Data supplied:
===============
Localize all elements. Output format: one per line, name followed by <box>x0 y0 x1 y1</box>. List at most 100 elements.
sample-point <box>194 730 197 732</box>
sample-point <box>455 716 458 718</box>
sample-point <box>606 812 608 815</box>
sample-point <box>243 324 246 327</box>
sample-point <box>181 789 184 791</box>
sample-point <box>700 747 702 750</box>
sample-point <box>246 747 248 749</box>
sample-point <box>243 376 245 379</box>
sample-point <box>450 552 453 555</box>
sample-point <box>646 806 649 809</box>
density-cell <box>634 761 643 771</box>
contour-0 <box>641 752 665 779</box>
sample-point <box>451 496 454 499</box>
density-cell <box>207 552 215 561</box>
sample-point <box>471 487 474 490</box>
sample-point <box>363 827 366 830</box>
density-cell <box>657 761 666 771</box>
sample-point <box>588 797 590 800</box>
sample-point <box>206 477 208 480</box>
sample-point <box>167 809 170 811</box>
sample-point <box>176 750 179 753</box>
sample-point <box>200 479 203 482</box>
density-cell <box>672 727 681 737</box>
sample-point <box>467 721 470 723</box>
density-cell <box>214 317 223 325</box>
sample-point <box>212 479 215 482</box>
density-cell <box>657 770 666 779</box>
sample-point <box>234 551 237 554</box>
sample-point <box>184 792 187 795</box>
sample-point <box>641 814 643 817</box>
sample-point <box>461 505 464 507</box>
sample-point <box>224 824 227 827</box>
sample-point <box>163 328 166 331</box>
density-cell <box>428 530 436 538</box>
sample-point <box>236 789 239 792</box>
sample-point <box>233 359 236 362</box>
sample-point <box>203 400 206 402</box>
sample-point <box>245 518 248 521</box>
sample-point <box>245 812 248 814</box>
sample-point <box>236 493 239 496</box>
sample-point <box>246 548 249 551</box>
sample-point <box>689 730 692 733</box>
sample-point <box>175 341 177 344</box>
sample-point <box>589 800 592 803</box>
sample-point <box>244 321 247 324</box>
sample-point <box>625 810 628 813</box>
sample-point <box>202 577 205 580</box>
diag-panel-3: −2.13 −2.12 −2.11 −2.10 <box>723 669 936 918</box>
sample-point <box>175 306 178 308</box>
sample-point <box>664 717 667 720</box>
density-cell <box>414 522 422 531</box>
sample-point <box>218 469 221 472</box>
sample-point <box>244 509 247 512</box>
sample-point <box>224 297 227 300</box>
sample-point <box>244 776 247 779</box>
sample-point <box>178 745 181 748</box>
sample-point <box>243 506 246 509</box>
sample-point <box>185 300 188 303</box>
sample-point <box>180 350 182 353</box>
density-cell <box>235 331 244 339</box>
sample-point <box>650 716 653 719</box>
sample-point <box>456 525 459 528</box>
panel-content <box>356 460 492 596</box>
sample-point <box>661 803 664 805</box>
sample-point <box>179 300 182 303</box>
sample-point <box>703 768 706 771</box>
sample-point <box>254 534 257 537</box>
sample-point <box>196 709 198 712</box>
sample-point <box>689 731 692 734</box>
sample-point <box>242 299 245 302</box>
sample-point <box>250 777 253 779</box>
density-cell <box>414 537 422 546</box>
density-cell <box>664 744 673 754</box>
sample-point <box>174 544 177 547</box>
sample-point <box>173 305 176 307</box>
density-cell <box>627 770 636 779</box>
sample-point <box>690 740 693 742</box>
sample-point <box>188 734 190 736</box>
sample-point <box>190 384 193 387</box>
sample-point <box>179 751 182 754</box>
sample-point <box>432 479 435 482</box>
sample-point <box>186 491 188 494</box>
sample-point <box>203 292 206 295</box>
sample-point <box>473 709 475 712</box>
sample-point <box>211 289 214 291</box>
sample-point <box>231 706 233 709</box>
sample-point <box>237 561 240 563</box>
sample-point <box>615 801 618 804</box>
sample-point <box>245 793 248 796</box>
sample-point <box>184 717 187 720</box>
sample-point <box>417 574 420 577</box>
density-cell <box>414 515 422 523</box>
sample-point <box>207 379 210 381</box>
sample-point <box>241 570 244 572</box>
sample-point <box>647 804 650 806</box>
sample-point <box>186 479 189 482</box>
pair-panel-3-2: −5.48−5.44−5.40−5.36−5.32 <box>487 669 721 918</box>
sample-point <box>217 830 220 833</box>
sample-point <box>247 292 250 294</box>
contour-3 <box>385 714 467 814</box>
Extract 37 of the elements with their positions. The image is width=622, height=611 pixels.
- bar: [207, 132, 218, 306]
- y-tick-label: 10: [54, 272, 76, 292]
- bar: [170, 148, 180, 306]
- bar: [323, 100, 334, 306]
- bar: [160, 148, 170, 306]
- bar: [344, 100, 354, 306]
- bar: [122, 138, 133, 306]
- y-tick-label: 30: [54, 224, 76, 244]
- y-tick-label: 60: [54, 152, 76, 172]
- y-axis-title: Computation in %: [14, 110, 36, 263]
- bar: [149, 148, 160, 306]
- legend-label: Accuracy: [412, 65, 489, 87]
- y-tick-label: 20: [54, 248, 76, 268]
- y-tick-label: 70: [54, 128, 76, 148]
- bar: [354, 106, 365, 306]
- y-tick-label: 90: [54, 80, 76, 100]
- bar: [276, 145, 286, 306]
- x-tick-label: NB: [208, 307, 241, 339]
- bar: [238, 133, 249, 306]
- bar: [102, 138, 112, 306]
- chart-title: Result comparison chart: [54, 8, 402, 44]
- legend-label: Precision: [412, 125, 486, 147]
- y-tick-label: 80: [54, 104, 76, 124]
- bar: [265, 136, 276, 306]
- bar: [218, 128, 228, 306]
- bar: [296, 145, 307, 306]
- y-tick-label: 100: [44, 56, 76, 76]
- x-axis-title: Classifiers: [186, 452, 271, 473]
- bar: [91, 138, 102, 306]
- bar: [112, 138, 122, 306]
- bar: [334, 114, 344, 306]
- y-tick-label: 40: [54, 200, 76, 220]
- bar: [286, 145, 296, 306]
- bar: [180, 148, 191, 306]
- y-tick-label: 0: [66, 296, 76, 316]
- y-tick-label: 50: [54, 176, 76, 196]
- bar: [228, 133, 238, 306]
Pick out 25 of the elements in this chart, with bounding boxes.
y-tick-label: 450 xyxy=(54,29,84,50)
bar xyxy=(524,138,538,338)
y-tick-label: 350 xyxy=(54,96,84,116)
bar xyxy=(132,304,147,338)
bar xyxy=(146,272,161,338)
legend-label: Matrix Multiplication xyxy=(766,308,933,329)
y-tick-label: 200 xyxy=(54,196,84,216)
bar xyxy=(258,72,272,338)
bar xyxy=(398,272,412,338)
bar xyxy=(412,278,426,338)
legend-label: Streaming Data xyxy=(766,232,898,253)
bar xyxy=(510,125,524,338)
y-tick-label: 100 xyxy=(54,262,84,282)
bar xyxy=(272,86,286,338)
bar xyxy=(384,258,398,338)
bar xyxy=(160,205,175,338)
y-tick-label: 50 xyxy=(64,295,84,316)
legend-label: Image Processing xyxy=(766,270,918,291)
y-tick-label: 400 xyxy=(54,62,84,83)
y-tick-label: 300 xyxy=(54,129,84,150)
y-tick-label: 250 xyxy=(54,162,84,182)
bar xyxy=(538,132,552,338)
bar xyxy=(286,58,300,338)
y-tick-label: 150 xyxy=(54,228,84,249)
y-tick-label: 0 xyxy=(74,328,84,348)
===============
Work required:
Identify every line in the records that contains the word "axis" and copy each of those lines in full. Case counts.

Written reply:
- y-axis-title: Computation in %: [14, 110, 36, 263]
- x-axis-title: Classifiers: [186, 452, 271, 473]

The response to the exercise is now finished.